- _GIVEN REQUEST_: Retype the listing that follows, exactly as written.

Dataset entries
——

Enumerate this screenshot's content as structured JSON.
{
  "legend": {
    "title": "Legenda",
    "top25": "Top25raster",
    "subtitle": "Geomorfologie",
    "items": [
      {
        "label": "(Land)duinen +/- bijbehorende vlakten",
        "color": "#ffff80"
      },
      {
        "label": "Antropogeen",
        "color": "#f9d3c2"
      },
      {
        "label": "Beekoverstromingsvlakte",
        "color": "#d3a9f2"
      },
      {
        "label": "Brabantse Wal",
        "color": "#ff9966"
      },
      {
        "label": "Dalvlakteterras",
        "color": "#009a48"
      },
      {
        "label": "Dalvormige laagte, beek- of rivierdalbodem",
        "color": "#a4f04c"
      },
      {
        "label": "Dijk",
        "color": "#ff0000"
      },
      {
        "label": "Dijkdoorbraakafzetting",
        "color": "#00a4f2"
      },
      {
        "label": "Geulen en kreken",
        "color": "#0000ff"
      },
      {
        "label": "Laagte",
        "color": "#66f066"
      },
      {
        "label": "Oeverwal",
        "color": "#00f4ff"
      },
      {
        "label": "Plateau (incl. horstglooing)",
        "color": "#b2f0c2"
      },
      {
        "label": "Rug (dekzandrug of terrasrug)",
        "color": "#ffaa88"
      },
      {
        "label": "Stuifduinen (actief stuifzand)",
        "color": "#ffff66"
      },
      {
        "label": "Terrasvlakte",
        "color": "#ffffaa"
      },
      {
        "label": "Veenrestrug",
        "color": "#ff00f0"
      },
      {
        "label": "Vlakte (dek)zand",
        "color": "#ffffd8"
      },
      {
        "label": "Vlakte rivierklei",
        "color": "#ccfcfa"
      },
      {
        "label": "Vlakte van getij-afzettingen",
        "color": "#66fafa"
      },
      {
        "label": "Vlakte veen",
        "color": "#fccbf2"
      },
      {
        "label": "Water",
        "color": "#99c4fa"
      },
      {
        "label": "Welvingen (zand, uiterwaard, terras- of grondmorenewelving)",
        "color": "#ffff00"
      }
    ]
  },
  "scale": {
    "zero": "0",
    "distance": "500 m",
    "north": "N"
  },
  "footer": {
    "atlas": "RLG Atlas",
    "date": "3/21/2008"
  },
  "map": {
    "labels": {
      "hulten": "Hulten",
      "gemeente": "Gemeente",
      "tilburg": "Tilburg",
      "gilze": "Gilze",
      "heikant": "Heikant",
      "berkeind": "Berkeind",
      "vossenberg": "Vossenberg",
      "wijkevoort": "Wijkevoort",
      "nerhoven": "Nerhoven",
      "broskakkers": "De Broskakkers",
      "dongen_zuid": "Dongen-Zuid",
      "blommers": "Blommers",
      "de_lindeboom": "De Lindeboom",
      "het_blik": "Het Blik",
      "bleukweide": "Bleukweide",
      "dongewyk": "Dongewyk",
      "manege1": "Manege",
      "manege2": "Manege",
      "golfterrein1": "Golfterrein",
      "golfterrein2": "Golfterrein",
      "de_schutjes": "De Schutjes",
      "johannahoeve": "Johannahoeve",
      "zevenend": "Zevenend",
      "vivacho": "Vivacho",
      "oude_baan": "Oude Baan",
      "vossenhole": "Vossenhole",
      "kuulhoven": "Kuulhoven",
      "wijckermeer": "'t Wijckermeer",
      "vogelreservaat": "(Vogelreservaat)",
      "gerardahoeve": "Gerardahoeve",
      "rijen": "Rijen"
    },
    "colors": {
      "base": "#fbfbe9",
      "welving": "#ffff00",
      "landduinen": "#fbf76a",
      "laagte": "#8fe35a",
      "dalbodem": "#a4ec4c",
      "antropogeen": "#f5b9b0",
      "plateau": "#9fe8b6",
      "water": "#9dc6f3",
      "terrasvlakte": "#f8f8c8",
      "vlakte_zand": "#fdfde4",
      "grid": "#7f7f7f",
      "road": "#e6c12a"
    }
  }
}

——

- _WRITTEN RESPONSE_:
Enumerate this screenshot's content as structured JSON.
{
  "legend": {
    "title": "Legenda",
    "top25": "Top25raster",
    "subtitle": "Geomorfologie",
    "items": [
      {
        "label": "(Land)duinen +/- bijbehorende vlakten",
        "color": "#ffff80"
      },
      {
        "label": "Antropogeen",
        "color": "#f9d3c2"
      },
      {
        "label": "Beekoverstromingsvlakte",
        "color": "#d3a9f2"
      },
      {
        "label": "Brabantse Wal",
        "color": "#ff9966"
      },
      {
        "label": "Dalvlakteterras",
        "color": "#009a48"
      },
      {
        "label": "Dalvormige laagte, beek- of rivierdalbodem",
        "color": "#a4f04c"
      },
      {
        "label": "Dijk",
        "color": "#ff0000"
      },
      {
        "label": "Dijkdoorbraakafzetting",
        "color": "#00a4f2"
      },
      {
        "label": "Geulen en kreken",
        "color": "#0000ff"
      },
      {
        "label": "Laagte",
        "color": "#66f066"
      },
      {
        "label": "Oeverwal",
        "color": "#00f4ff"
      },
      {
        "label": "Plateau (incl. horstglooing)",
        "color": "#b2f0c2"
      },
      {
        "label": "Rug (dekzandrug of terrasrug)",
        "color": "#ffaa88"
      },
      {
        "label": "Stuifduinen (actief stuifzand)",
        "color": "#ffff66"
      },
      {
        "label": "Terrasvlakte",
        "color": "#ffffaa"
      },
      {
        "label": "Veenrestrug",
        "color": "#ff00f0"
      },
      {
        "label": "Vlakte (dek)zand",
        "color": "#ffffd8"
      },
      {
        "label": "Vlakte rivierklei",
        "color": "#ccfcfa"
      },
      {
        "label": "Vlakte van getij-afzettingen",
        "color": "#66fafa"
      },
      {
        "label": "Vlakte veen",
        "color": "#fccbf2"
      },
      {
        "label": "Water",
        "color": "#99c4fa"
      },
      {
        "label": "Welvingen (zand, uiterwaard, terras- of grondmorenewelving)",
        "color": "#ffff00"
      }
    ]
  },
  "scale": {
    "zero": "0",
    "distance": "500 m",
    "north": "N"
  },
  "footer": {
    "atlas": "RLG Atlas",
    "date": "3/21/2008"
  },
  "map": {
    "labels": {
      "hulten": "Hulten",
      "gemeente": "Gemeente",
      "tilburg": "Tilburg",
      "gilze": "Gilze",
      "heikant": "Heikant",
      "berkeind": "Berkeind",
      "vossenberg": "Vossenberg",
      "wijkevoort": "Wijkevoort",
      "nerhoven": "Nerhoven",
      "broskakkers": "De Broskakkers",
      "dongen_zuid": "Dongen-Zuid",
      "blommers": "Blommers",
      "de_lindeboom": "De Lindeboom",
      "het_blik": "Het Blik",
      "bleukweide": "Bleukweide",
      "dongewyk": "Dongewyk",
      "manege1": "Manege",
      "manege2": "Manege",
      "golfterrein1": "Golfterrein",
      "golfterrein2": "Golfterrein",
      "de_schutjes": "De Schutjes",
      "johannahoeve": "Johannahoeve",
      "zevenend": "Zevenend",
      "vivacho": "Vivacho",
      "oude_baan": "Oude Baan",
      "vossenhole": "Vossenhole",
      "kuulhoven": "Kuulhoven",
      "wijckermeer": "'t Wijckermeer",
      "vogelreservaat": "(Vogelreservaat)",
      "gerardahoeve": "Gerardahoeve",
      "rijen": "Rijen"
    },
    "colors": {
      "base": "#fbfbe9",
      "welving": "#ffff00",
      "landduinen": "#fbf76a",
      "laagte": "#8fe35a",
      "dalbodem": "#a4ec4c",
      "antropogeen": "#f5b9b0",
      "plateau": "#9fe8b6",
      "water": "#9dc6f3",
      "terrasvlakte": "#f8f8c8",
      "vlakte_zand": "#fdfde4",
      "grid": "#7f7f7f",
      "road": "#e6c12a"
    }
  }
}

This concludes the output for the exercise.